> [Given exercise]:
Repeat, exactly and in full, the lines of the listing below, but without any pictures.

* Start Records provided *

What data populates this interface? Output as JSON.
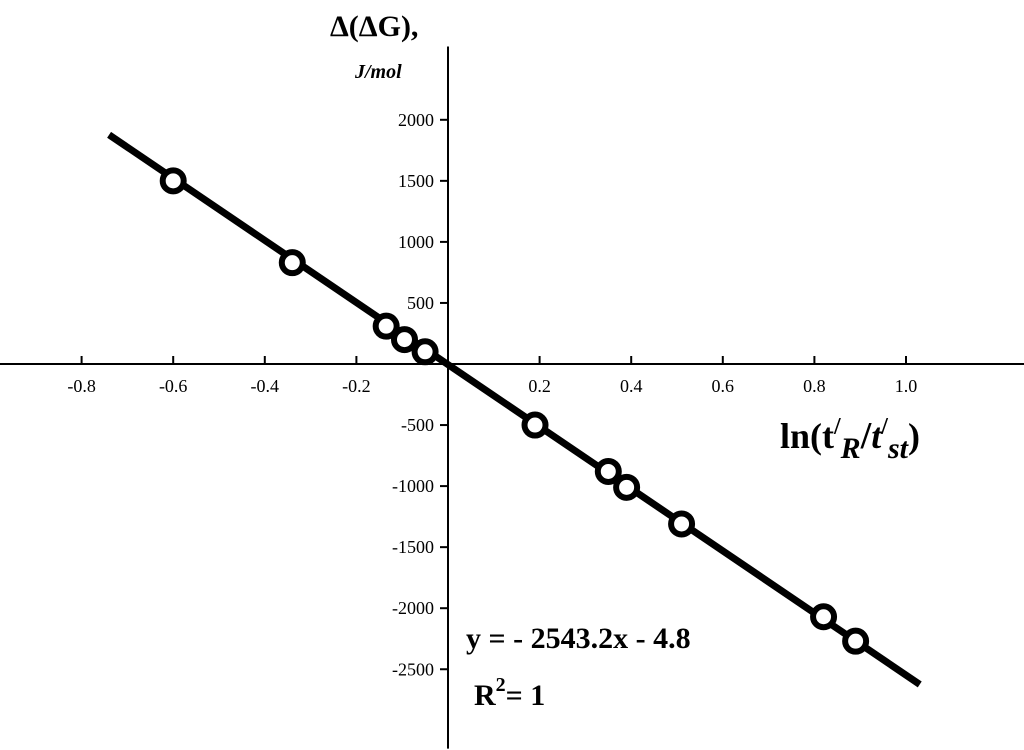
{
  "chart_data": {
    "type": "scatter",
    "title": "",
    "ylabel": "Δ(ΔG),",
    "ylabel_unit": "J/mol",
    "xlabel": {
      "prefix": "ln(t",
      "prime1": "/",
      "sub1": "R",
      "slash": "/",
      "mid": "t",
      "prime2": "/",
      "sub2": "st",
      "suffix": ")"
    },
    "xlim": [
      -1.2,
      1.5
    ],
    "ylim": [
      -3150,
      2600
    ],
    "x_ticks": [
      -0.8,
      -0.6,
      -0.4,
      -0.2,
      0.2,
      0.4,
      0.6,
      0.8,
      1.0
    ],
    "x_tick_labels": [
      "-0.8",
      "-0.6",
      "-0.4",
      "-0.2",
      "0.2",
      "0.4",
      "0.6",
      "0.8",
      "1.0"
    ],
    "y_ticks": [
      2000,
      1500,
      1000,
      500,
      -500,
      -1000,
      -1500,
      -2000,
      -2500
    ],
    "y_tick_labels": [
      "2000",
      "1500",
      "1000",
      "500",
      "-500",
      "-1000",
      "-1500",
      "-2000",
      "-2500"
    ],
    "grid": false,
    "series": [
      {
        "points": [
          {
            "x": -0.6,
            "y": 1500
          },
          {
            "x": -0.34,
            "y": 830
          },
          {
            "x": -0.135,
            "y": 310
          },
          {
            "x": -0.095,
            "y": 200
          },
          {
            "x": -0.05,
            "y": 100
          },
          {
            "x": 0.19,
            "y": -500
          },
          {
            "x": 0.35,
            "y": -880
          },
          {
            "x": 0.39,
            "y": -1010
          },
          {
            "x": 0.51,
            "y": -1310
          },
          {
            "x": 0.82,
            "y": -2070
          },
          {
            "x": 0.89,
            "y": -2270
          }
        ]
      }
    ],
    "fit_line": {
      "slope": -2543.2,
      "intercept": -4.8,
      "x_range": [
        -0.74,
        1.03
      ]
    },
    "annotations": {
      "equation": "y = - 2543.2x - 4.8",
      "r2_prefix": "R",
      "r2_sup": "2",
      "r2_suffix": "= 1"
    }
  }
}
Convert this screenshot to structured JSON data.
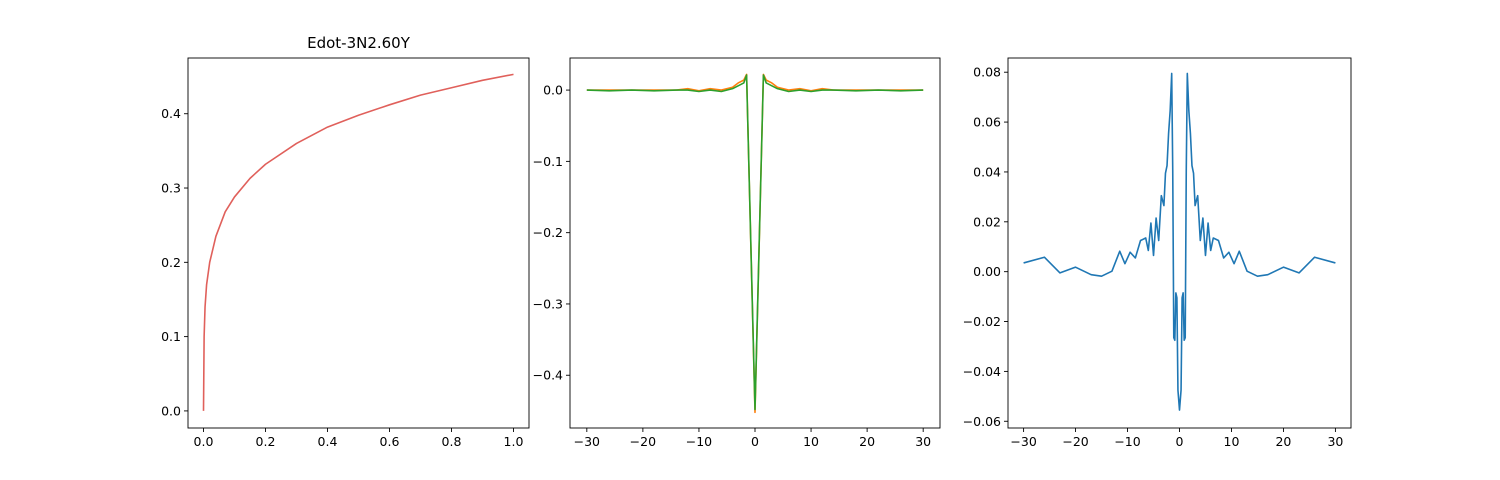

* End Records provided *

> [Solution for this problem]:
What data populates this interface? Output as JSON.
{
  "chart_data": {
    "type": "scatter",
    "title": "",
    "ylabel": "Δ(ΔG),",
    "ylabel_unit": "J/mol",
    "xlabel": {
      "prefix": "ln(t",
      "prime1": "/",
      "sub1": "R",
      "slash": "/",
      "mid": "t",
      "prime2": "/",
      "sub2": "st",
      "suffix": ")"
    },
    "xlim": [
      -1.2,
      1.5
    ],
    "ylim": [
      -3150,
      2600
    ],
    "x_ticks": [
      -0.8,
      -0.6,
      -0.4,
      -0.2,
      0.2,
      0.4,
      0.6,
      0.8,
      1.0
    ],
    "x_tick_labels": [
      "-0.8",
      "-0.6",
      "-0.4",
      "-0.2",
      "0.2",
      "0.4",
      "0.6",
      "0.8",
      "1.0"
    ],
    "y_ticks": [
      2000,
      1500,
      1000,
      500,
      -500,
      -1000,
      -1500,
      -2000,
      -2500
    ],
    "y_tick_labels": [
      "2000",
      "1500",
      "1000",
      "500",
      "-500",
      "-1000",
      "-1500",
      "-2000",
      "-2500"
    ],
    "grid": false,
    "series": [
      {
        "points": [
          {
            "x": -0.6,
            "y": 1500
          },
          {
            "x": -0.34,
            "y": 830
          },
          {
            "x": -0.135,
            "y": 310
          },
          {
            "x": -0.095,
            "y": 200
          },
          {
            "x": -0.05,
            "y": 100
          },
          {
            "x": 0.19,
            "y": -500
          },
          {
            "x": 0.35,
            "y": -880
          },
          {
            "x": 0.39,
            "y": -1010
          },
          {
            "x": 0.51,
            "y": -1310
          },
          {
            "x": 0.82,
            "y": -2070
          },
          {
            "x": 0.89,
            "y": -2270
          }
        ]
      }
    ],
    "fit_line": {
      "slope": -2543.2,
      "intercept": -4.8,
      "x_range": [
        -0.74,
        1.03
      ]
    },
    "annotations": {
      "equation": "y = - 2543.2x - 4.8",
      "r2_prefix": "R",
      "r2_sup": "2",
      "r2_suffix": "= 1"
    }
  }
}
Convert this screenshot to structured JSON data.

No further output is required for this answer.